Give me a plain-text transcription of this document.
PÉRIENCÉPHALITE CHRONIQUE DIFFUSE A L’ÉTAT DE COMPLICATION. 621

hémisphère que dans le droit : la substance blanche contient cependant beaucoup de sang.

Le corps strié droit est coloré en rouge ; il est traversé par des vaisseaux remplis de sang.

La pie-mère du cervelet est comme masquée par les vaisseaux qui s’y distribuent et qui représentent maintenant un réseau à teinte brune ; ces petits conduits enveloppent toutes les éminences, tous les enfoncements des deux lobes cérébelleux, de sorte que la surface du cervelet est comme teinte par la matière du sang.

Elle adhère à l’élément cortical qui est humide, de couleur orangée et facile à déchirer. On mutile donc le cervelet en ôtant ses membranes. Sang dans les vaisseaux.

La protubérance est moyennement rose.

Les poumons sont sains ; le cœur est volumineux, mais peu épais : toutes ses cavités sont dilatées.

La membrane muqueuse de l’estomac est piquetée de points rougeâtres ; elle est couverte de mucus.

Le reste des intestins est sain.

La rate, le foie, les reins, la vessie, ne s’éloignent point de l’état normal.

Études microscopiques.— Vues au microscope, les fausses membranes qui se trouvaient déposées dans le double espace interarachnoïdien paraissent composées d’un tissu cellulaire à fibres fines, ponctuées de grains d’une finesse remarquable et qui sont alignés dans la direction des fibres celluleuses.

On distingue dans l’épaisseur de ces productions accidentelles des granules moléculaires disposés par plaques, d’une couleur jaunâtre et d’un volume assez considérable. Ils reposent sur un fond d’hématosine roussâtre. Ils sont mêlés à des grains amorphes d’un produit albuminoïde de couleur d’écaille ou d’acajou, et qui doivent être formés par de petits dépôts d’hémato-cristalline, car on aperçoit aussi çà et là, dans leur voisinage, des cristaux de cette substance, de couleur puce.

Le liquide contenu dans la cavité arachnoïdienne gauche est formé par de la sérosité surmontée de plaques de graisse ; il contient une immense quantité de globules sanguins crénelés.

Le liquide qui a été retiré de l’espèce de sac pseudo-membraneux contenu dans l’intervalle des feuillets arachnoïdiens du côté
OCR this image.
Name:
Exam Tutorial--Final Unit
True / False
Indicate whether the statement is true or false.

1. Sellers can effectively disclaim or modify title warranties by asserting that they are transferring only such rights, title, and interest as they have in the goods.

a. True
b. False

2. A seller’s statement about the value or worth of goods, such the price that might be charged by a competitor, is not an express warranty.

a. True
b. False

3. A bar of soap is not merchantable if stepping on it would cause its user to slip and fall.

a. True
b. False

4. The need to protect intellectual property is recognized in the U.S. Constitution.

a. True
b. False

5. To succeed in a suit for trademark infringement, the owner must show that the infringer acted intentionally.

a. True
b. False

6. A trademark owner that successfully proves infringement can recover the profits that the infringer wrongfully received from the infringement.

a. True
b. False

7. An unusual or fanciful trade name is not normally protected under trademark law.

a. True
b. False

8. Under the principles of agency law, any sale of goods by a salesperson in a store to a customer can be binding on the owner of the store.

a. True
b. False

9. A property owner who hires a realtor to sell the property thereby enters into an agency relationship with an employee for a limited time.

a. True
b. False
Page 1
┄┄┄┄┄┄┄┄┄┄┄┄┄┄┄┄┄┄┄┄
Check each line above for the word "cervelet" and copy the ones that have it.

La pie-mère du cervelet est comme masquée par les vaisseaux qui s’y distribuent et qui représentent maintenant un réseau à teinte brune ; ces petits conduits enveloppent toutes les éminences, tous les enfoncements des deux lobes cérébelleux, de sorte que la surface du cervelet est comme teinte par la matière du sang.
Elle adhère à l’élément cortical qui est humide, de couleur orangée et facile à déchirer. On mutile donc le cervelet en ôtant ses membranes. Sang dans les vaisseaux.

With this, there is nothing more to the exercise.